SET PROBLEM => Every line below that contains "Czerwiec" is to be copied.

RECORD EXTRACTS =>
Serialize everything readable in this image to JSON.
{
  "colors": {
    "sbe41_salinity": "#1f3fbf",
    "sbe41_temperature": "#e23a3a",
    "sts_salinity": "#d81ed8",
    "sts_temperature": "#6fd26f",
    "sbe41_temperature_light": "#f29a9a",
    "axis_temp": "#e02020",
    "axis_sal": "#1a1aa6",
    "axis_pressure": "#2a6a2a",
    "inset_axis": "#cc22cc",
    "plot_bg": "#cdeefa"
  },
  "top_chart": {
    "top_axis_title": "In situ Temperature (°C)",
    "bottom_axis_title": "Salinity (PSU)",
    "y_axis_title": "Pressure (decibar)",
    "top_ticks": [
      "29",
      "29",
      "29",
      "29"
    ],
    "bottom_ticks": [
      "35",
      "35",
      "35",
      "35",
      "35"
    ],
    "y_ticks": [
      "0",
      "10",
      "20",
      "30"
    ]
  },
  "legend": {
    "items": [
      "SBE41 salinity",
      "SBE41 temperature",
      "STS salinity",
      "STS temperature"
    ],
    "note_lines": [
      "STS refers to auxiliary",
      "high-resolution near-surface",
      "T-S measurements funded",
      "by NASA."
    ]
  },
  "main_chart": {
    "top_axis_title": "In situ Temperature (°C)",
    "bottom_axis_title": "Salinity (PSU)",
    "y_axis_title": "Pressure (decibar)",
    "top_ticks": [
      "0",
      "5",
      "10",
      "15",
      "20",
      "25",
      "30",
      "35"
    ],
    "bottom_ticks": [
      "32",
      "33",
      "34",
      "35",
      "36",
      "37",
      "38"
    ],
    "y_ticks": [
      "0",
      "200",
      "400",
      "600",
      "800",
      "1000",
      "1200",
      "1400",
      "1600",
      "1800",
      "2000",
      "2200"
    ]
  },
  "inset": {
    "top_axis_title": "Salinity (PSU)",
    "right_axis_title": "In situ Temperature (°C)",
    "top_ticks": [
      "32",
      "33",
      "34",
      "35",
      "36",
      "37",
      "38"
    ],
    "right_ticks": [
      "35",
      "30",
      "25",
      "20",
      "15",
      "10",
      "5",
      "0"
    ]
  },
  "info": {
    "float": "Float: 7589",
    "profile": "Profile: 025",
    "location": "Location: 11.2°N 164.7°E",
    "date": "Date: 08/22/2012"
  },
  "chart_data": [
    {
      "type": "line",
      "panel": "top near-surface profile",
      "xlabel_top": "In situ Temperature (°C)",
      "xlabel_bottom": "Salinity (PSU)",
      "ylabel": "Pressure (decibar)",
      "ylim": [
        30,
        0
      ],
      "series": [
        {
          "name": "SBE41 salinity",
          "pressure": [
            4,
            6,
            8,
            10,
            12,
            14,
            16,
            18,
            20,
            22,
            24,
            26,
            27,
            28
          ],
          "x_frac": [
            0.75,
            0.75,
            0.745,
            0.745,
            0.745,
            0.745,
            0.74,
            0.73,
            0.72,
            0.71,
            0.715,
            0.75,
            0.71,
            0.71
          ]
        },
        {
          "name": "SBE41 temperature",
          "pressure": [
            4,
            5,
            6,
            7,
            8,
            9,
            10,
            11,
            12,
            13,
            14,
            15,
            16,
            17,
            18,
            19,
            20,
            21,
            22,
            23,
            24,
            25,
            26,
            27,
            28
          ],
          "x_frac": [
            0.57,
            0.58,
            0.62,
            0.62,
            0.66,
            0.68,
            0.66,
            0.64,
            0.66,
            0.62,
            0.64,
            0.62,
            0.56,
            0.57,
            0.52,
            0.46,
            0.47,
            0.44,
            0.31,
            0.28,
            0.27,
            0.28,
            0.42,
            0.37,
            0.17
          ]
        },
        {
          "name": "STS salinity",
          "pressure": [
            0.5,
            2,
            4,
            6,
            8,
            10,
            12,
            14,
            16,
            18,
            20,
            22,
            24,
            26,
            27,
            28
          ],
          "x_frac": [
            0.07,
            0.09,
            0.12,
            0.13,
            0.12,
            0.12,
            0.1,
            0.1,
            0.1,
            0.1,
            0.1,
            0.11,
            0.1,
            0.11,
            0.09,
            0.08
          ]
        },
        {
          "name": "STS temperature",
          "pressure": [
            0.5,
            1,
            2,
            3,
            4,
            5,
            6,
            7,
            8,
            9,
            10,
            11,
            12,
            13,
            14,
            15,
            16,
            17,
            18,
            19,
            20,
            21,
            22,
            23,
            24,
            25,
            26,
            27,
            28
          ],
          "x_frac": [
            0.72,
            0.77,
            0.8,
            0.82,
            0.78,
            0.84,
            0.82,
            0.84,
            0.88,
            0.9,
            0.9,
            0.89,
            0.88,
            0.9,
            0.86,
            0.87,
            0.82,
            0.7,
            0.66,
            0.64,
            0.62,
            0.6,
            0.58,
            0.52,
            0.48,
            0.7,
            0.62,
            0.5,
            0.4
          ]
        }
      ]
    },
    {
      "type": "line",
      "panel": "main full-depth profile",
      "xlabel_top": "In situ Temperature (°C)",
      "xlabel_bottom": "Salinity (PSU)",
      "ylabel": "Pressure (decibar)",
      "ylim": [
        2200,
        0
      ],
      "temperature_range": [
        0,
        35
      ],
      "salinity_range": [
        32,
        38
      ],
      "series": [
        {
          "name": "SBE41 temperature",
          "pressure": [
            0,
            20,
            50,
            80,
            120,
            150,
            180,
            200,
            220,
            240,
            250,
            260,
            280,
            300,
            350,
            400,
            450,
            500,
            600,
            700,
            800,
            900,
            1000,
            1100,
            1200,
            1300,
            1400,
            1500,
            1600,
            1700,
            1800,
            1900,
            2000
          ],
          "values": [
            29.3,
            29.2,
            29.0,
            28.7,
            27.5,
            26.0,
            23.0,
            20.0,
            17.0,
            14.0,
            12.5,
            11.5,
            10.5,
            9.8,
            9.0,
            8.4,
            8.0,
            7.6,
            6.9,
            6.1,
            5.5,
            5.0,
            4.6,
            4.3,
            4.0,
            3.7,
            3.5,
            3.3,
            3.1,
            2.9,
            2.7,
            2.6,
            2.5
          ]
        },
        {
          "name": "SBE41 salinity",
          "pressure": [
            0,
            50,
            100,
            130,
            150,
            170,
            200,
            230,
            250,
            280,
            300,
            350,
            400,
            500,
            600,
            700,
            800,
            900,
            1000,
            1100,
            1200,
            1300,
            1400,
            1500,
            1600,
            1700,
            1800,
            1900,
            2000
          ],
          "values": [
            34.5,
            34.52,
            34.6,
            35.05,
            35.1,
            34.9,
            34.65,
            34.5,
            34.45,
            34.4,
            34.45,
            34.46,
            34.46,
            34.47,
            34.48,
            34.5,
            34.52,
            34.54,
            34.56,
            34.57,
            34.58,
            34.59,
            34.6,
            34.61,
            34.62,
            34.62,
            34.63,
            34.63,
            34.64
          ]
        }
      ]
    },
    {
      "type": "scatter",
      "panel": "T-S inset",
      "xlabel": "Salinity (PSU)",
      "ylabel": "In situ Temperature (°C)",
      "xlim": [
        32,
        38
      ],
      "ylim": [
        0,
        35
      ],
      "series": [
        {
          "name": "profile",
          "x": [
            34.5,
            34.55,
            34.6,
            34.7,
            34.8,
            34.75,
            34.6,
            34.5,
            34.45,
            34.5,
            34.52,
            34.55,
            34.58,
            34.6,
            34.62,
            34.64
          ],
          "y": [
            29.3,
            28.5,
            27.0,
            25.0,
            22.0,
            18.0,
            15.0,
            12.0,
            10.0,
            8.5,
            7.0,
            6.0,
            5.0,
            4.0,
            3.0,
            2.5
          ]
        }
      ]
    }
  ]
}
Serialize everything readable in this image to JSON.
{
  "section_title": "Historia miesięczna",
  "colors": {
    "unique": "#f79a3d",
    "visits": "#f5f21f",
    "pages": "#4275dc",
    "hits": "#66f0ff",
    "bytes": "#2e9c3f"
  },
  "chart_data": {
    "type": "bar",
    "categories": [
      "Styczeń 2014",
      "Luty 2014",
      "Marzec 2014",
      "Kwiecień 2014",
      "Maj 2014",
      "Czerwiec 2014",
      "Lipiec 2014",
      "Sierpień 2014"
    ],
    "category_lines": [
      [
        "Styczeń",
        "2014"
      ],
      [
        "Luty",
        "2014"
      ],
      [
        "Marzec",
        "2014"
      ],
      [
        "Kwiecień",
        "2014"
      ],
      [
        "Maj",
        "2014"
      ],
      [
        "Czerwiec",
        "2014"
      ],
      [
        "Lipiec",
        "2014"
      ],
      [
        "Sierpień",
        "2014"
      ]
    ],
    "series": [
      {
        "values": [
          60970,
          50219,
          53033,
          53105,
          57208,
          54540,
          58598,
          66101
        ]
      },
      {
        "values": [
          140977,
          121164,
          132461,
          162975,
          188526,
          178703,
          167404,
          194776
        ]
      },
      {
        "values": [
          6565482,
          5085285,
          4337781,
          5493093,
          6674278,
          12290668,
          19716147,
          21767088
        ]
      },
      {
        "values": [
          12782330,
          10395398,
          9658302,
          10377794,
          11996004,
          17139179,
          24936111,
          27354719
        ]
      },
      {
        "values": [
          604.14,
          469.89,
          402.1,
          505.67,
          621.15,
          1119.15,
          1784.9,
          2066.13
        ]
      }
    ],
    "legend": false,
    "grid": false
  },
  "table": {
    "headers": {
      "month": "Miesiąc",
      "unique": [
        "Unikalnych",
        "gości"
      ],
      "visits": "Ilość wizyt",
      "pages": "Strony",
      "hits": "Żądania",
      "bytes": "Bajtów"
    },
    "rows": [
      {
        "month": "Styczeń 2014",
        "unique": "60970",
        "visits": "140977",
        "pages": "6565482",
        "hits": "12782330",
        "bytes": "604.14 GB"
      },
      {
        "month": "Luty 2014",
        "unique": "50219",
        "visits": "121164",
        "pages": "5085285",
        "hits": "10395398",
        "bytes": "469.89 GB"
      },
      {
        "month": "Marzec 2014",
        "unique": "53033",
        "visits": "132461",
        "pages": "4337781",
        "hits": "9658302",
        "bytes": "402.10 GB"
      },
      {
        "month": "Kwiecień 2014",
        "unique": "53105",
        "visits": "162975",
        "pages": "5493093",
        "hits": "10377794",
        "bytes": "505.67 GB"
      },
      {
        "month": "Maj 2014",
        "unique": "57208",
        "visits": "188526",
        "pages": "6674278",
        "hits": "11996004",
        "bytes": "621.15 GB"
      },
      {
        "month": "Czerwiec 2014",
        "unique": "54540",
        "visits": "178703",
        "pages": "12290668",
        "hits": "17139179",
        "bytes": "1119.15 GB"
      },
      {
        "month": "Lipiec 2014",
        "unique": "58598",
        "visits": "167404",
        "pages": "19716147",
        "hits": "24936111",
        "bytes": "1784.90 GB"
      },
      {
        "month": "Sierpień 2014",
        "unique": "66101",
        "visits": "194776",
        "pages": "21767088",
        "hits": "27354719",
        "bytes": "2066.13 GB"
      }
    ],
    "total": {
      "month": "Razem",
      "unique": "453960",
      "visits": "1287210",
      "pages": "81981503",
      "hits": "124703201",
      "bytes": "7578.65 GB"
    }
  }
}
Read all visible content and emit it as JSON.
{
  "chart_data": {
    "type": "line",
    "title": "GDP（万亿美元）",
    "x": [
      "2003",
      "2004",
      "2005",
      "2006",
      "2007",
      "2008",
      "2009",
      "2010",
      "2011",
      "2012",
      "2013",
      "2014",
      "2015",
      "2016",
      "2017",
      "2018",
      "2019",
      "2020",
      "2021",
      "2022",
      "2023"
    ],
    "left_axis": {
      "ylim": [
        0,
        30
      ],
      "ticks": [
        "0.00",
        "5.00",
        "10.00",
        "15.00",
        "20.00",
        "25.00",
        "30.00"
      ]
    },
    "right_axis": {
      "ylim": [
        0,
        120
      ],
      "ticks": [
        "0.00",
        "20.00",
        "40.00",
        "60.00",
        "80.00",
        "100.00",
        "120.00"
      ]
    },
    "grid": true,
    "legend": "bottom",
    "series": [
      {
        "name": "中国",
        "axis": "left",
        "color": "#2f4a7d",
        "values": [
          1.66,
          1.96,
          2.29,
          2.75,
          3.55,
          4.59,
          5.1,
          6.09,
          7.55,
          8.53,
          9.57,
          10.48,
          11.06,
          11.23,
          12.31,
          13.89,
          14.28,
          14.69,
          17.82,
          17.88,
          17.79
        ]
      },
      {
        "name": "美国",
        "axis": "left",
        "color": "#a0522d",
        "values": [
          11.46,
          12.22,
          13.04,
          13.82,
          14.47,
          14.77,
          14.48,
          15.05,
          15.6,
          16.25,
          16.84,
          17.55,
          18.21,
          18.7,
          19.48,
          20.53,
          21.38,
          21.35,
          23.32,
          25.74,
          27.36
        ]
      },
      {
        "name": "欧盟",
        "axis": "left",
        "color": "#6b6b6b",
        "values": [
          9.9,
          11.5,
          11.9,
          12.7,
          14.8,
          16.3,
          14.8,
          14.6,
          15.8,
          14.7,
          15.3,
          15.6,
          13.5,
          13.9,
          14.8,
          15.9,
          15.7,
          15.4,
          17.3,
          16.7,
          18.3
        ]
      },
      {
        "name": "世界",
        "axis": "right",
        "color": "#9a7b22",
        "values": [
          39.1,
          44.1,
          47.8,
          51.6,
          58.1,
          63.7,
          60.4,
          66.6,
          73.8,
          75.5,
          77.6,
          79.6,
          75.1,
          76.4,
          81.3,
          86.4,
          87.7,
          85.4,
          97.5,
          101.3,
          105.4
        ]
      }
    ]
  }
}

EXERCISE OUTPUT =>
      "Czerwiec 2014",
        "Czerwiec",
        "month": "Czerwiec 2014",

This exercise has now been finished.